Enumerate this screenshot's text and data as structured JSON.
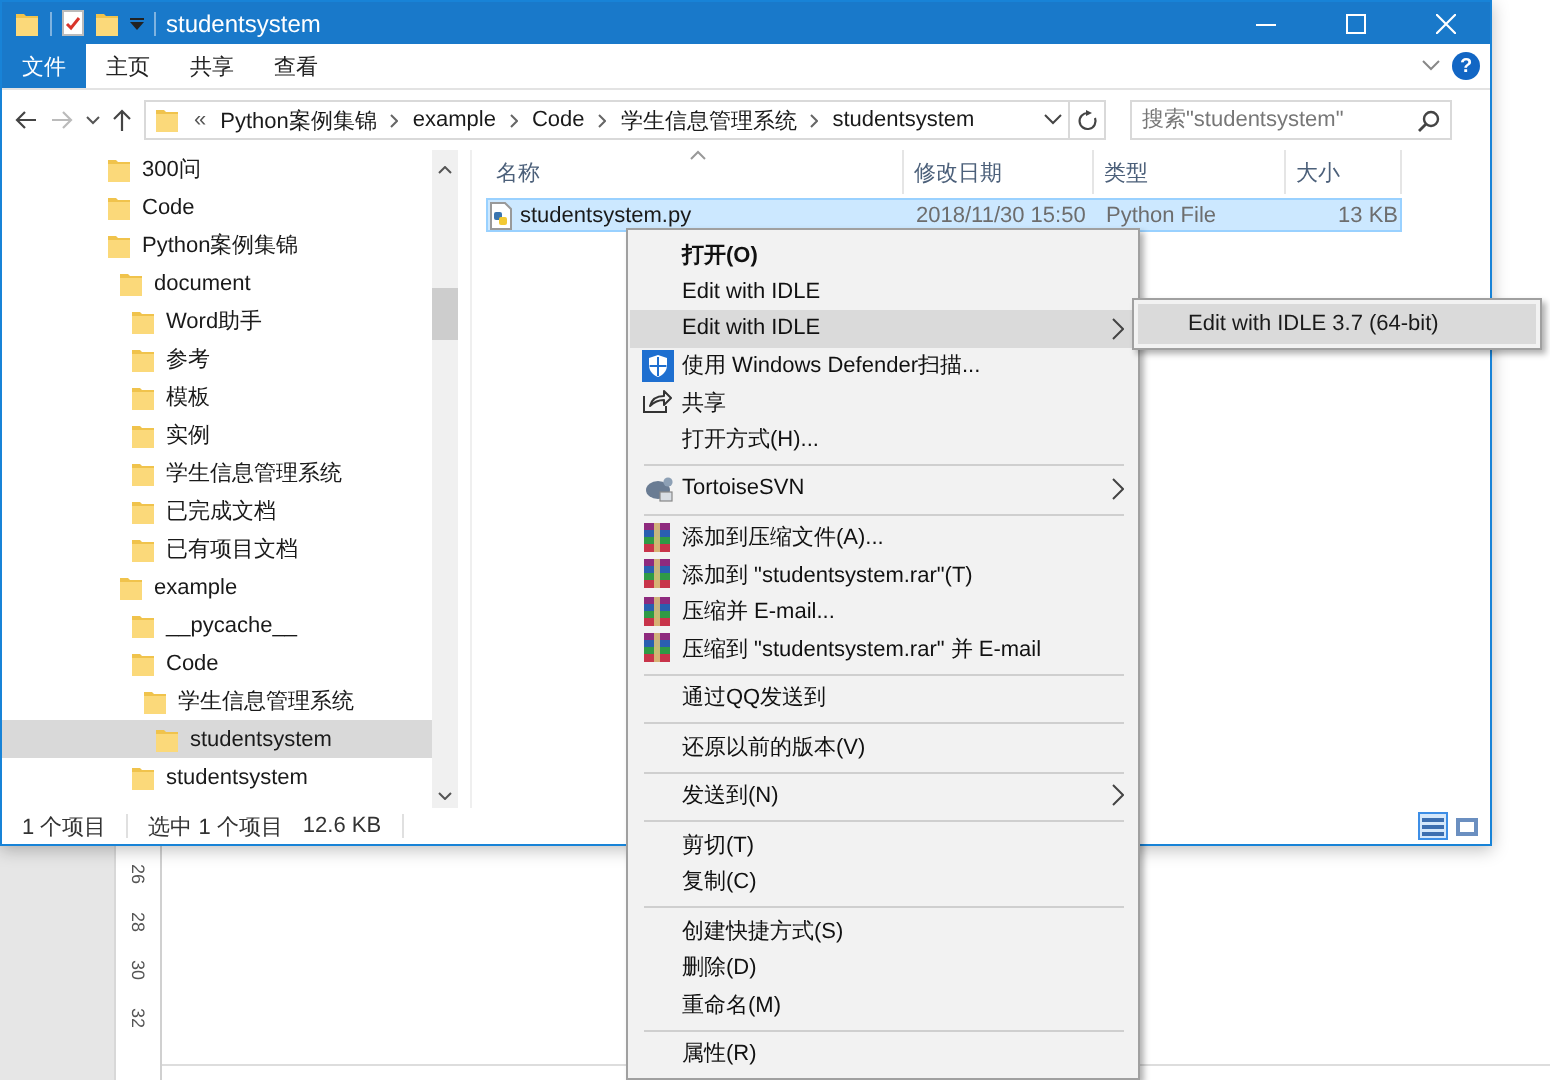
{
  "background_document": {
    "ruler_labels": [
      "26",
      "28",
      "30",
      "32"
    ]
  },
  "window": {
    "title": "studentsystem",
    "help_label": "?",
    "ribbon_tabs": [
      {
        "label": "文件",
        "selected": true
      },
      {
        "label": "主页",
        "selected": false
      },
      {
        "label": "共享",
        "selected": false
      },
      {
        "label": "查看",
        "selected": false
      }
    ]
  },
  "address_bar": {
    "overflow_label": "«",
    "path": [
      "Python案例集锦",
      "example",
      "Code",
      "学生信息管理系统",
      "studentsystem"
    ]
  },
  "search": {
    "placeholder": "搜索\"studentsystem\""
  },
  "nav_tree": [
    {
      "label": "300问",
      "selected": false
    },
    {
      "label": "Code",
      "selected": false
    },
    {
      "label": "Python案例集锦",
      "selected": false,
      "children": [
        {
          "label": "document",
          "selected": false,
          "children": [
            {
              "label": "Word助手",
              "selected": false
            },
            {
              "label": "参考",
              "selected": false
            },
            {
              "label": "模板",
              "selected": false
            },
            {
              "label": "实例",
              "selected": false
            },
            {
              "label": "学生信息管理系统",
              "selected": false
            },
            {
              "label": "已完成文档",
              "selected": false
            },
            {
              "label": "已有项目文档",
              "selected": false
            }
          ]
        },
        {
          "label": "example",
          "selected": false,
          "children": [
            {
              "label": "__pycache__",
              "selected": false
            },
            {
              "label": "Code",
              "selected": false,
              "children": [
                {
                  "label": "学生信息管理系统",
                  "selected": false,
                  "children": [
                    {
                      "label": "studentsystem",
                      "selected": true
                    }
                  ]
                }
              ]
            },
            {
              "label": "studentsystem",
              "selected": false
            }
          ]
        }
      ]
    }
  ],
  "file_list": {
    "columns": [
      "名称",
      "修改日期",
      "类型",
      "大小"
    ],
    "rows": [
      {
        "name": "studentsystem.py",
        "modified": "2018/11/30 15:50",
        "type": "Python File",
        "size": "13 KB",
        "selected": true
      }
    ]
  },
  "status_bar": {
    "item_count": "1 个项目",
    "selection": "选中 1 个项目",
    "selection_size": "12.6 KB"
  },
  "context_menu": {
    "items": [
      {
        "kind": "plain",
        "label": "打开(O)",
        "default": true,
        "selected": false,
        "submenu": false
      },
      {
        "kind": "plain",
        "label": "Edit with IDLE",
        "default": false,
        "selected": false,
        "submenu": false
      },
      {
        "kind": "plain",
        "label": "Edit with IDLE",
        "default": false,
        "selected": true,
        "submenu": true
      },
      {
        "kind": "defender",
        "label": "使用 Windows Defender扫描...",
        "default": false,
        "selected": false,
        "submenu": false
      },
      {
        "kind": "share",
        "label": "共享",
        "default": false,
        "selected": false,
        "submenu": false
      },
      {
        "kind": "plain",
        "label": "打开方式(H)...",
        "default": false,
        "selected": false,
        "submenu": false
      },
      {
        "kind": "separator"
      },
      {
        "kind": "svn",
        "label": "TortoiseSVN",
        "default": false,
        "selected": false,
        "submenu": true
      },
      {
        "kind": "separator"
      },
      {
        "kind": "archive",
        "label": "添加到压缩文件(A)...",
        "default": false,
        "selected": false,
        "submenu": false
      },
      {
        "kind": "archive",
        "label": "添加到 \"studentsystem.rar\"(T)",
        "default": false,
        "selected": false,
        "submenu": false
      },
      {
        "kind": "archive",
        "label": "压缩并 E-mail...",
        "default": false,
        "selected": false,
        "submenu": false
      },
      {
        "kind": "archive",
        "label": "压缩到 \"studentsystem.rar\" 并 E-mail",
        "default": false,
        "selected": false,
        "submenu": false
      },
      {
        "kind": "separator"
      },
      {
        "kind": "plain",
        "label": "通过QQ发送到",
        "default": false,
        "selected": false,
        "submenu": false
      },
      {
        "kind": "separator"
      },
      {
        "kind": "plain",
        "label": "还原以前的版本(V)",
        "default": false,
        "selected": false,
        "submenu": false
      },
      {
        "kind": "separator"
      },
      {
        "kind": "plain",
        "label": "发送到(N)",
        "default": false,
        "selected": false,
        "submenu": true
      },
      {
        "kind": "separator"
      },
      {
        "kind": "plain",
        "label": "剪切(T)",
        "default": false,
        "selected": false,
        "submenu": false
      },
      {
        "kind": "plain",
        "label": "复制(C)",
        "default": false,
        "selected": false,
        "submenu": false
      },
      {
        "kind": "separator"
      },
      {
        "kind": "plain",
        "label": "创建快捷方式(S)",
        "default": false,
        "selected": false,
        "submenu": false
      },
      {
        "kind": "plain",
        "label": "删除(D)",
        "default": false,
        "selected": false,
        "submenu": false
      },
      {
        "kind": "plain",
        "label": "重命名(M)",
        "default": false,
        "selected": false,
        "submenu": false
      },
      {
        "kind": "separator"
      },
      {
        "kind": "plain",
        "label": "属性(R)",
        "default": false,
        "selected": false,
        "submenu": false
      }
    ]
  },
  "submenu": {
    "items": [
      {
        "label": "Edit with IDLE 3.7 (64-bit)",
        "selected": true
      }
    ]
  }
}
--*--
**SHORT PROBLEM**
Set the data above down again exactly as given, with no pictures.

**RESULT OF THE TASK**
Enumerate this screenshot's text and data as structured JSON.
{
  "background_document": {
    "ruler_labels": [
      "26",
      "28",
      "30",
      "32"
    ]
  },
  "window": {
    "title": "studentsystem",
    "help_label": "?",
    "ribbon_tabs": [
      {
        "label": "文件",
        "selected": true
      },
      {
        "label": "主页",
        "selected": false
      },
      {
        "label": "共享",
        "selected": false
      },
      {
        "label": "查看",
        "selected": false
      }
    ]
  },
  "address_bar": {
    "overflow_label": "«",
    "path": [
      "Python案例集锦",
      "example",
      "Code",
      "学生信息管理系统",
      "studentsystem"
    ]
  },
  "search": {
    "placeholder": "搜索\"studentsystem\""
  },
  "nav_tree": [
    {
      "label": "300问",
      "selected": false
    },
    {
      "label": "Code",
      "selected": false
    },
    {
      "label": "Python案例集锦",
      "selected": false,
      "children": [
        {
          "label": "document",
          "selected": false,
          "children": [
            {
              "label": "Word助手",
              "selected": false
            },
            {
              "label": "参考",
              "selected": false
            },
            {
              "label": "模板",
              "selected": false
            },
            {
              "label": "实例",
              "selected": false
            },
            {
              "label": "学生信息管理系统",
              "selected": false
            },
            {
              "label": "已完成文档",
              "selected": false
            },
            {
              "label": "已有项目文档",
              "selected": false
            }
          ]
        },
        {
          "label": "example",
          "selected": false,
          "children": [
            {
              "label": "__pycache__",
              "selected": false
            },
            {
              "label": "Code",
              "selected": false,
              "children": [
                {
                  "label": "学生信息管理系统",
                  "selected": false,
                  "children": [
                    {
                      "label": "studentsystem",
                      "selected": true
                    }
                  ]
                }
              ]
            },
            {
              "label": "studentsystem",
              "selected": false
            }
          ]
        }
      ]
    }
  ],
  "file_list": {
    "columns": [
      "名称",
      "修改日期",
      "类型",
      "大小"
    ],
    "rows": [
      {
        "name": "studentsystem.py",
        "modified": "2018/11/30 15:50",
        "type": "Python File",
        "size": "13 KB",
        "selected": true
      }
    ]
  },
  "status_bar": {
    "item_count": "1 个项目",
    "selection": "选中 1 个项目",
    "selection_size": "12.6 KB"
  },
  "context_menu": {
    "items": [
      {
        "kind": "plain",
        "label": "打开(O)",
        "default": true,
        "selected": false,
        "submenu": false
      },
      {
        "kind": "plain",
        "label": "Edit with IDLE",
        "default": false,
        "selected": false,
        "submenu": false
      },
      {
        "kind": "plain",
        "label": "Edit with IDLE",
        "default": false,
        "selected": true,
        "submenu": true
      },
      {
        "kind": "defender",
        "label": "使用 Windows Defender扫描...",
        "default": false,
        "selected": false,
        "submenu": false
      },
      {
        "kind": "share",
        "label": "共享",
        "default": false,
        "selected": false,
        "submenu": false
      },
      {
        "kind": "plain",
        "label": "打开方式(H)...",
        "default": false,
        "selected": false,
        "submenu": false
      },
      {
        "kind": "separator"
      },
      {
        "kind": "svn",
        "label": "TortoiseSVN",
        "default": false,
        "selected": false,
        "submenu": true
      },
      {
        "kind": "separator"
      },
      {
        "kind": "archive",
        "label": "添加到压缩文件(A)...",
        "default": false,
        "selected": false,
        "submenu": false
      },
      {
        "kind": "archive",
        "label": "添加到 \"studentsystem.rar\"(T)",
        "default": false,
        "selected": false,
        "submenu": false
      },
      {
        "kind": "archive",
        "label": "压缩并 E-mail...",
        "default": false,
        "selected": false,
        "submenu": false
      },
      {
        "kind": "archive",
        "label": "压缩到 \"studentsystem.rar\" 并 E-mail",
        "default": false,
        "selected": false,
        "submenu": false
      },
      {
        "kind": "separator"
      },
      {
        "kind": "plain",
        "label": "通过QQ发送到",
        "default": false,
        "selected": false,
        "submenu": false
      },
      {
        "kind": "separator"
      },
      {
        "kind": "plain",
        "label": "还原以前的版本(V)",
        "default": false,
        "selected": false,
        "submenu": false
      },
      {
        "kind": "separator"
      },
      {
        "kind": "plain",
        "label": "发送到(N)",
        "default": false,
        "selected": false,
        "submenu": true
      },
      {
        "kind": "separator"
      },
      {
        "kind": "plain",
        "label": "剪切(T)",
        "default": false,
        "selected": false,
        "submenu": false
      },
      {
        "kind": "plain",
        "label": "复制(C)",
        "default": false,
        "selected": false,
        "submenu": false
      },
      {
        "kind": "separator"
      },
      {
        "kind": "plain",
        "label": "创建快捷方式(S)",
        "default": false,
        "selected": false,
        "submenu": false
      },
      {
        "kind": "plain",
        "label": "删除(D)",
        "default": false,
        "selected": false,
        "submenu": false
      },
      {
        "kind": "plain",
        "label": "重命名(M)",
        "default": false,
        "selected": false,
        "submenu": false
      },
      {
        "kind": "separator"
      },
      {
        "kind": "plain",
        "label": "属性(R)",
        "default": false,
        "selected": false,
        "submenu": false
      }
    ]
  },
  "submenu": {
    "items": [
      {
        "label": "Edit with IDLE 3.7 (64-bit)",
        "selected": true
      }
    ]
  }
}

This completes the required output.